— Tarefas do exercício —
(A) Indique se cada afirmação abaixo está de acordo com o trecho sobre os relatórios do Sistema de Contabilidade, respondendo sim ou não e citando literalmente as palavras decisivas. (i) Os relatórios mencionados no § 1º apresentam a execução mensal dos orçamentos fiscal e da seguridade social. (ii) A contabilidade sintética deve ser feita pelo método das partidas simples. (iii) A contabilidade analítica integra o conjunto de relatórios e é feita por conta.
(B) Redija a continuação do trecho sobre os relatórios do Sistema de Contabilidade, partindo da sua última linha.

— Trecho para leitura —
__________

Conterá do Sistema de CONTABILIDADE, em meio magnético, os bancos de
dados da Lei Orçamentária para fins de Registro das contas de gestão e emissão de
relatórios sintéticos e analíticos.
§ 1º
Os relatórios de que trata o caput deste artigo conterão a execução mensal dos orçamentos fiscal e da seguridade social, classificada segundo:
I –
grupo de receita;
II –
grupo de despesa;
III –
fonte;
IV –
órgão;
V –
unidade orçamentária;
VI –
função;
VII –
programa;
VIII –
subprograma; e,
IX –
detalhamento por elemento da natureza da despesa.
§ 2º
Integrará o conjunto de relatórios, a movimentação da execução orçamentária, financeira e patrimonial, discriminado para cada um dos níveis referidos no parágrafo anterior:
I –
o valor constante da Lei Orçamentária Anual;
II –
o valor criado, considerando-se Lei Orçamentária Anual e os créditos adicionais aprovados;
III –
valor previsto da receita;
IV –
valor arrecadado da receita;
V –
valor emprenhado no mês;
VI –
o valor empenhado até o mês;
VII –
o valor pago no mês;
VIII –
o valor pago até o mês;
IX –
o сontrole das contas bancárias;
X –
a contabilidade sintética pelo método das partidas dobradas;
XI –
a contabilidade analítica por conta; e,
XII –
a movimentação patrimonial.

__________

Dados de análise do layout da página:
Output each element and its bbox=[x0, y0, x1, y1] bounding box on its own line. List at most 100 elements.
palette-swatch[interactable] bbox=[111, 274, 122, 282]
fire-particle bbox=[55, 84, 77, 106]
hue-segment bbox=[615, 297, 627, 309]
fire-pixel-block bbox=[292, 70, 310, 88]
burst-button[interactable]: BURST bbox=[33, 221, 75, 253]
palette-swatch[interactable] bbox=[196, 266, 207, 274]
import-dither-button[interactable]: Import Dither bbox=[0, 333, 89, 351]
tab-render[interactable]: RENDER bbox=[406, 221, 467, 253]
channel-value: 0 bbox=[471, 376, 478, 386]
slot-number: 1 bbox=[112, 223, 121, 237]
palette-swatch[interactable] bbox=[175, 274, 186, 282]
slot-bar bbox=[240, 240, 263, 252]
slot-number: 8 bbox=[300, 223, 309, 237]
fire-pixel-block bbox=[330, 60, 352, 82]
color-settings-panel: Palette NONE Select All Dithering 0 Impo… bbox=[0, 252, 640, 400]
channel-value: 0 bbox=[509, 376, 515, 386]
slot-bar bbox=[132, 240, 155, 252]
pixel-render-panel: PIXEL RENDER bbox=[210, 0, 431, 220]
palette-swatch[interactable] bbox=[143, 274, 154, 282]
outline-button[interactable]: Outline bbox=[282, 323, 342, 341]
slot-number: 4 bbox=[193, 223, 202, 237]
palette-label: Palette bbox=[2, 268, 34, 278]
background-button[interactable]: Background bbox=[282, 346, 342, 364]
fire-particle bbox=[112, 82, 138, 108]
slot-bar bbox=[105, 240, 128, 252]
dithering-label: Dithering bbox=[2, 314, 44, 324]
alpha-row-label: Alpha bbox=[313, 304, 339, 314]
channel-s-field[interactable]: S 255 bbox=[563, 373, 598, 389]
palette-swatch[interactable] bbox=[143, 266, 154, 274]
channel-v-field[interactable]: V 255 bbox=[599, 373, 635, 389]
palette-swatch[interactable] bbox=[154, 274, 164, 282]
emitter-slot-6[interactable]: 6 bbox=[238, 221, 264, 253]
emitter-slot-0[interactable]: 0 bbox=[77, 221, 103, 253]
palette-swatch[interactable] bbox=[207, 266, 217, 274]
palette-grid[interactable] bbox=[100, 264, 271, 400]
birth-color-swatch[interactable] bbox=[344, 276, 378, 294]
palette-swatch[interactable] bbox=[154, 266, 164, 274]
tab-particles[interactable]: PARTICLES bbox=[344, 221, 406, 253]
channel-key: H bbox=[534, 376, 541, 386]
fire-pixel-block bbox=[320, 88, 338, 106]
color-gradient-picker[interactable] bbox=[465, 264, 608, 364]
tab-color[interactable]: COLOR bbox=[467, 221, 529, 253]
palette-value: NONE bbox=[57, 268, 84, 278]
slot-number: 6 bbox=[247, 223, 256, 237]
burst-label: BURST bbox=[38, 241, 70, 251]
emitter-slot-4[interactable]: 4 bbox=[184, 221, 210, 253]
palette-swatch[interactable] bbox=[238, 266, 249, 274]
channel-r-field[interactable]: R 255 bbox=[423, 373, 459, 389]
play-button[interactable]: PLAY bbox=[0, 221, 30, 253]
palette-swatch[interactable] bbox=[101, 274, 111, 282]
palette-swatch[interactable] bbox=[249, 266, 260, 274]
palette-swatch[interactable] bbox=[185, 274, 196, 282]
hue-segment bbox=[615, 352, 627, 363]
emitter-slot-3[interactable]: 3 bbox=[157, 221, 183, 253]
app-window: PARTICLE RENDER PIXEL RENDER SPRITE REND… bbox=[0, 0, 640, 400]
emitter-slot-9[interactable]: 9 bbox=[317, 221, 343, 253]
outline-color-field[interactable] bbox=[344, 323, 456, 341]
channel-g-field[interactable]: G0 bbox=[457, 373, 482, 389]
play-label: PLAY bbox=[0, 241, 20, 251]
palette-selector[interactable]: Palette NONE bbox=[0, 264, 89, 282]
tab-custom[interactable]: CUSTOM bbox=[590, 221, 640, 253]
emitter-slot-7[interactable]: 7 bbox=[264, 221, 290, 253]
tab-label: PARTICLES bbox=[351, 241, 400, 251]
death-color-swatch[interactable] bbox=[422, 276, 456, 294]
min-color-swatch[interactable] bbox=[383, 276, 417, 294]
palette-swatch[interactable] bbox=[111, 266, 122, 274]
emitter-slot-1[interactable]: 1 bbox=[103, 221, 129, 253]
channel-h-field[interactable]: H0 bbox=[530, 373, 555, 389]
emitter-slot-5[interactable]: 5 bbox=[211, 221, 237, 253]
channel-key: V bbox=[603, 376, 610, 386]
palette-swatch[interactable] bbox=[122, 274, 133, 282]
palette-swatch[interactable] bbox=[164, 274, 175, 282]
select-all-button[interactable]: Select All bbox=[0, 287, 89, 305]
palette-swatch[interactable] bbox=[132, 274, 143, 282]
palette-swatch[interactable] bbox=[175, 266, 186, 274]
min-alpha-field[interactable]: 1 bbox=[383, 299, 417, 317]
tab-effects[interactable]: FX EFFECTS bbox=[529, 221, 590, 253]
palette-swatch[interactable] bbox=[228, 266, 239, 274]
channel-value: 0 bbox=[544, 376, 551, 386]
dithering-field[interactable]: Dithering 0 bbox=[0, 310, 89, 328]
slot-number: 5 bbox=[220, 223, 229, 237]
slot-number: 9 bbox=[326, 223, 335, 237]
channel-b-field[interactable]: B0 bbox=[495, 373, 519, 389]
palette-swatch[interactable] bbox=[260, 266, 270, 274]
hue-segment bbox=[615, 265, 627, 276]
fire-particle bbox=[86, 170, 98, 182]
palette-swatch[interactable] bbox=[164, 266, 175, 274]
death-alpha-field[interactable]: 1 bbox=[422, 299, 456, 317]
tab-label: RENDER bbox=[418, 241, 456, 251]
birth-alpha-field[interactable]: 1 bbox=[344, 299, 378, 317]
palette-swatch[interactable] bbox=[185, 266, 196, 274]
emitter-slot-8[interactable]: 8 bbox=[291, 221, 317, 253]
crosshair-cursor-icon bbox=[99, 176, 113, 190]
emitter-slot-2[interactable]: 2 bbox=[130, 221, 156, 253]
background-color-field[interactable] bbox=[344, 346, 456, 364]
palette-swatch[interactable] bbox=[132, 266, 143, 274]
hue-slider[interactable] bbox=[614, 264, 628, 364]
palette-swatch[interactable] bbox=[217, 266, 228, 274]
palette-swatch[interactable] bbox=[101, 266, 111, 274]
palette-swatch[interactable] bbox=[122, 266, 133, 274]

__________

— Respostas às tarefas —
(A)
(i) Sim: "Os relatórios de que trata o caput deste artigo conterão a execução mensal dos orçamentos fiscal e da seguridade social".
(ii) Não: "a contabilidade sintética pelo método das partidas dobradas".
(iii) Sim: "a contabilidade analítica por conta".

(B)
§ 3º
O relatório de execução orçamentária não conterá duplicidade, eliminando-se os valores correspondentes às transferências intragovernamentais.
§ 4º
O relatório discriminará as despesas com o pessoal e encargos sociais, de modo a evidenciar os quantitativos despendidos com os vencimentos de vantagens, encargos com pensionistas e inativos e encargos sociais.
§ 5º
Além da parte relativa à despesa, o relatório de que trata o caput deste artigo conterá
demonstrativo de execução da receita, de acordo com a classificação constante do anexo II
da Lei n.° 4.320/64, incluindo o valor estimado e o arrecadado no mês, e acumulado no
exercício, bem como informações sobre eventuais reestimativas.
Art. 42.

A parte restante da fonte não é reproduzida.